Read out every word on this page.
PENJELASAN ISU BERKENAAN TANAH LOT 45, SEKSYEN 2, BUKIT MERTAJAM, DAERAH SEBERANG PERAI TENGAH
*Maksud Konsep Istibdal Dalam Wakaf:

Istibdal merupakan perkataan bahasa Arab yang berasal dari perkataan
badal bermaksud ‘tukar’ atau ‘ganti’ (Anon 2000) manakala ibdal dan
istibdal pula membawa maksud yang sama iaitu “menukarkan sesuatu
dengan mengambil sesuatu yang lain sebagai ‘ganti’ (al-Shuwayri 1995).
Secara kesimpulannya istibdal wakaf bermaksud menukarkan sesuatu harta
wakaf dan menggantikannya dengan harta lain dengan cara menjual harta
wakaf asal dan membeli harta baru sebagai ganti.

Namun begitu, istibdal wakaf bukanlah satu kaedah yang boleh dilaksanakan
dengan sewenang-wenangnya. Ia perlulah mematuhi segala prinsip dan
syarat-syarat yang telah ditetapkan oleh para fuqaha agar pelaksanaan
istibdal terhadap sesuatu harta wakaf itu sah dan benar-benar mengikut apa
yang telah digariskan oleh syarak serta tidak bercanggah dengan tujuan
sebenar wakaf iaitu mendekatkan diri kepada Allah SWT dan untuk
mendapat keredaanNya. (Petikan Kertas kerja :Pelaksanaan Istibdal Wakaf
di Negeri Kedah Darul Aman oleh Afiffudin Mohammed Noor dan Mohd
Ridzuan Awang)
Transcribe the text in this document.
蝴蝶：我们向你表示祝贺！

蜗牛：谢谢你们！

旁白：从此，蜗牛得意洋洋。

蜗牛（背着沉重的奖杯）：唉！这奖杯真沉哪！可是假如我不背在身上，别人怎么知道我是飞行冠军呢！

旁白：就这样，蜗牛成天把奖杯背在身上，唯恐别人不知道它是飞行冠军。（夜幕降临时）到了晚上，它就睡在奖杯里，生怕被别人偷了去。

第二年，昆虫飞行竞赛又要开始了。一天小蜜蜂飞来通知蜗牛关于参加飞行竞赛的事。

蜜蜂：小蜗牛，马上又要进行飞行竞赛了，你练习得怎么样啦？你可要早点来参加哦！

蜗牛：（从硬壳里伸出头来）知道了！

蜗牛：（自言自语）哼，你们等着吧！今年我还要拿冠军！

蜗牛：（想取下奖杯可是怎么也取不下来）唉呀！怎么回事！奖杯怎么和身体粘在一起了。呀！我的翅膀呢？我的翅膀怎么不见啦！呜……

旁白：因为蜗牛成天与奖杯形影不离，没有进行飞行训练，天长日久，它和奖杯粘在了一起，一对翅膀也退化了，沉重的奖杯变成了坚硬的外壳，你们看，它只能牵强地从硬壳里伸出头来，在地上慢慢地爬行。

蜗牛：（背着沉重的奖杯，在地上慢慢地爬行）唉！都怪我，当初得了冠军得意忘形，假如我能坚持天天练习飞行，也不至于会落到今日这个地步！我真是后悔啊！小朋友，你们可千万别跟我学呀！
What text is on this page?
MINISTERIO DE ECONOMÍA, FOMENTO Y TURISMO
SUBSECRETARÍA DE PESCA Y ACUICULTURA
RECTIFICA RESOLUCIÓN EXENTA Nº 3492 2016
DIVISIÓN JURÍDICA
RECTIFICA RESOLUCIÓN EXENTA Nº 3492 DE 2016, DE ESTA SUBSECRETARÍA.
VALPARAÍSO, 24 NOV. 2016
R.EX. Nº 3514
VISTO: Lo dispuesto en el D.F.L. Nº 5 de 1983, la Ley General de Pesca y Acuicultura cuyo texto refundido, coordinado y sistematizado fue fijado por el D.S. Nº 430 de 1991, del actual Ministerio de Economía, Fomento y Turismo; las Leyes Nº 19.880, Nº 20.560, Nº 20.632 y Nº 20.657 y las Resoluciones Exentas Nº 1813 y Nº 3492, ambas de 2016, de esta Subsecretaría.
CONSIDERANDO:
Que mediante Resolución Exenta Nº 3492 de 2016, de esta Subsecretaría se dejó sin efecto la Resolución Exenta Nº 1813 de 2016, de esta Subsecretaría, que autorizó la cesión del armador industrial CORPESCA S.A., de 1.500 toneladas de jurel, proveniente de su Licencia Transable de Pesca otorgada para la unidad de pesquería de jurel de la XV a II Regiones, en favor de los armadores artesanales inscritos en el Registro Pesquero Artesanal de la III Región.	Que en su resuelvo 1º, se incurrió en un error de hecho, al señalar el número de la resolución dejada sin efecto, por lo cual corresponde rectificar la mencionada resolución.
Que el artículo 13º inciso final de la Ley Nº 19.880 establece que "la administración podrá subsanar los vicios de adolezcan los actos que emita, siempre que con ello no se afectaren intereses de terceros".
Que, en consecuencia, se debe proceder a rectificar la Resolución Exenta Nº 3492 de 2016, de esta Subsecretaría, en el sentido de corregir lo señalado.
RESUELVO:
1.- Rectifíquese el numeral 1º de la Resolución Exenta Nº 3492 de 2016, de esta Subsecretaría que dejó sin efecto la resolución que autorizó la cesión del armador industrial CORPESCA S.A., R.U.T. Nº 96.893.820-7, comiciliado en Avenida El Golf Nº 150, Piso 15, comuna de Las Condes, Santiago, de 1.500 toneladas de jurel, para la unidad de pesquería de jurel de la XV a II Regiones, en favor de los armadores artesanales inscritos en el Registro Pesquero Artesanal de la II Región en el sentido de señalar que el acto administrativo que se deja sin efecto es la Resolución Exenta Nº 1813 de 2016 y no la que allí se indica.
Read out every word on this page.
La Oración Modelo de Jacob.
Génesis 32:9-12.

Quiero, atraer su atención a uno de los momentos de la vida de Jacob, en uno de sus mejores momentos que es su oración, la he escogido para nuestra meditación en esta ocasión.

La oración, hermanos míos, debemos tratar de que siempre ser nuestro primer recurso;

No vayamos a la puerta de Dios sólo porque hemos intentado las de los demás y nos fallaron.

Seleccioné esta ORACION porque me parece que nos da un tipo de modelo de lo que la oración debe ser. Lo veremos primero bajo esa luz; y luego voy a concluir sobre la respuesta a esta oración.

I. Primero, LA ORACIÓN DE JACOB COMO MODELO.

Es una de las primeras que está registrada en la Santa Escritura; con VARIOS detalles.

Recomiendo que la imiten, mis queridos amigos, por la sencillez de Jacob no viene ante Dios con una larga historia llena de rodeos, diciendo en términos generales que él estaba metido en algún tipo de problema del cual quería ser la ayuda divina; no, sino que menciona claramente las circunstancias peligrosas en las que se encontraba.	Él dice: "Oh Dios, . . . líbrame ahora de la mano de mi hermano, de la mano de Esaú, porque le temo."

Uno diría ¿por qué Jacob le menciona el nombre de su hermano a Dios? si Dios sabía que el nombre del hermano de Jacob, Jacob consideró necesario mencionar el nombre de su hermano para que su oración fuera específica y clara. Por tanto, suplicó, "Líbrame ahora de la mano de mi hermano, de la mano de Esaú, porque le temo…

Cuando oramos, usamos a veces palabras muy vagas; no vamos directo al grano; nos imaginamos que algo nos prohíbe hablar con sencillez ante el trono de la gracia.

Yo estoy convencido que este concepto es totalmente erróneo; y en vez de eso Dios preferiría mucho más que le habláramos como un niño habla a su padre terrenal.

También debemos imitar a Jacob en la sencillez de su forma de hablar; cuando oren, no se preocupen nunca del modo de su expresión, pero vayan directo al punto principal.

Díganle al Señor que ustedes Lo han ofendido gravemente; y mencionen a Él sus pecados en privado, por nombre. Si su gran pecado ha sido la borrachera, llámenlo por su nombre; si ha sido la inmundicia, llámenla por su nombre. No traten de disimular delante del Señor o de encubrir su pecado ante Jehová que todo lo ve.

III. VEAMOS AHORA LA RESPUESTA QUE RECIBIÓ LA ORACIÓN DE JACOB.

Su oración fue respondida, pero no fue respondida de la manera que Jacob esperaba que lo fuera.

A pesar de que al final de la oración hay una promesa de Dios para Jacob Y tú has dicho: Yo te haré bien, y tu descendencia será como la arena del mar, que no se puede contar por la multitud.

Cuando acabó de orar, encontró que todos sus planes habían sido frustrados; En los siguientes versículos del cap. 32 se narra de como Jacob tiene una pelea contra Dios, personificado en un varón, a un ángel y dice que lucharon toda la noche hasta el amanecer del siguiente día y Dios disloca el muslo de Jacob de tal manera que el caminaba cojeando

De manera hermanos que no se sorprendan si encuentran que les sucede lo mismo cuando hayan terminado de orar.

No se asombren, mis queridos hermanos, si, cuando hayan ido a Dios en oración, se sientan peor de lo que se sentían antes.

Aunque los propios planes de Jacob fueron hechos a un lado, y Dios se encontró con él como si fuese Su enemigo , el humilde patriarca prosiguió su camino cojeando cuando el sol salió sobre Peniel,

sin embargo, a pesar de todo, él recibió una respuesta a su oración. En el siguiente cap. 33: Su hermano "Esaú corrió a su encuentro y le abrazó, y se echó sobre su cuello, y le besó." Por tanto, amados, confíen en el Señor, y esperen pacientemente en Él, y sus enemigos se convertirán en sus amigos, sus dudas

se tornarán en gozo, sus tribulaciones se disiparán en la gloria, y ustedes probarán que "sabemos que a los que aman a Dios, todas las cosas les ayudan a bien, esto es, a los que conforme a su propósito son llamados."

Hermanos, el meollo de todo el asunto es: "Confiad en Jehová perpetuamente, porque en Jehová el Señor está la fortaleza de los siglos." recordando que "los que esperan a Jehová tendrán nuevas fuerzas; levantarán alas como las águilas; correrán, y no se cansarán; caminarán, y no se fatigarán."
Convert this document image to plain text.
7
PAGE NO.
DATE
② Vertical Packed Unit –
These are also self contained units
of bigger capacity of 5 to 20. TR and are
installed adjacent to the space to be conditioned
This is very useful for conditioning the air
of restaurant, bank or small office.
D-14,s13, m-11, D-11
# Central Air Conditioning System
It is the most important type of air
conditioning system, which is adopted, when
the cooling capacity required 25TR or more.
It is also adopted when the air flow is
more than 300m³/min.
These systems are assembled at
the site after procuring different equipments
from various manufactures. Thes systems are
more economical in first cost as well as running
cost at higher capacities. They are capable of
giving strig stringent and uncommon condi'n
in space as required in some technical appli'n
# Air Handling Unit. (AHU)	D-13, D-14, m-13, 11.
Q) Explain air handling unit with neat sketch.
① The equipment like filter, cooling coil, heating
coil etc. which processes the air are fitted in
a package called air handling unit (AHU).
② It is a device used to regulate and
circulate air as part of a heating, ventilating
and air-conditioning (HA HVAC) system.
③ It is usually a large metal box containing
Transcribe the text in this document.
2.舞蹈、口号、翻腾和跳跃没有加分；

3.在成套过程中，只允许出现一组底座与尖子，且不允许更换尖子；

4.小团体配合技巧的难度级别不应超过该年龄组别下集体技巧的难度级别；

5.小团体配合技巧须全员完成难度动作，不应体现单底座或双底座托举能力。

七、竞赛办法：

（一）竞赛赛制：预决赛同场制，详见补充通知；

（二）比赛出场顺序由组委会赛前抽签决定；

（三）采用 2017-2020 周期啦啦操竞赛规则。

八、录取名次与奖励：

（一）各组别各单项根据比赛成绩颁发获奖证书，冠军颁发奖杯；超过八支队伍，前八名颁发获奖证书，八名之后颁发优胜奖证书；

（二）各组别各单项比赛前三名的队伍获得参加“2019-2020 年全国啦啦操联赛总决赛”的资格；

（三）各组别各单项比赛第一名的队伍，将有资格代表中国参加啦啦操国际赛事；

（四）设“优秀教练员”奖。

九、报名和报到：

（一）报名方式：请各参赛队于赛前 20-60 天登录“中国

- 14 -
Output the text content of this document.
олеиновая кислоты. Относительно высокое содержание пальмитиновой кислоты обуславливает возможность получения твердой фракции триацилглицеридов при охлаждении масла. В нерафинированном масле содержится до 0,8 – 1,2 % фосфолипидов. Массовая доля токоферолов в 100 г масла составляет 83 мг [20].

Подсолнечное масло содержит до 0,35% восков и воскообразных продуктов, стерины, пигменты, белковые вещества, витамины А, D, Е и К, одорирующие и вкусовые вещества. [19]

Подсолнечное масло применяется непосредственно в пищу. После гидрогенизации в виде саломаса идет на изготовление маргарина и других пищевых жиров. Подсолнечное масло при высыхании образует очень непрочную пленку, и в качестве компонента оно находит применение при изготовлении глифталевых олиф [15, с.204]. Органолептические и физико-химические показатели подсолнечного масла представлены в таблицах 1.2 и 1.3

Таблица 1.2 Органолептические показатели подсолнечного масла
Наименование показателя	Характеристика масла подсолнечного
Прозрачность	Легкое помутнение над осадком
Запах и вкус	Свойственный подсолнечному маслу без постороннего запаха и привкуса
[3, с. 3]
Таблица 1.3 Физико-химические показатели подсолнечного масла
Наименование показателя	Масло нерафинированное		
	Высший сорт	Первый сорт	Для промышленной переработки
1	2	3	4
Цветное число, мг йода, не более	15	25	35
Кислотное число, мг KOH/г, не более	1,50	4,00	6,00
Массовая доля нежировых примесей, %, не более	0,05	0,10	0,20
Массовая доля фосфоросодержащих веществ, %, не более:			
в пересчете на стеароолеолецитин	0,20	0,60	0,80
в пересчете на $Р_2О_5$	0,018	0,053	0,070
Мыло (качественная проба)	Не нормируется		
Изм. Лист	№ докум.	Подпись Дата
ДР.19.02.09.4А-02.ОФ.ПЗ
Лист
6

(Aim) Show every line above in which the word "está" occurs.

(Result)
Es una de las primeras que está registrada en la Santa Escritura; con VARIOS detalles.
Hermanos, el meollo de todo el asunto es: "Confiad en Jehová perpetuamente, porque en Jehová el Señor está la fortaleza de los siglos." recordando que "los que esperan a Jehová tendrán nuevas fuerzas; levantarán alas como las águilas; correrán, y no se cansarán; caminarán, y no se fatigarán."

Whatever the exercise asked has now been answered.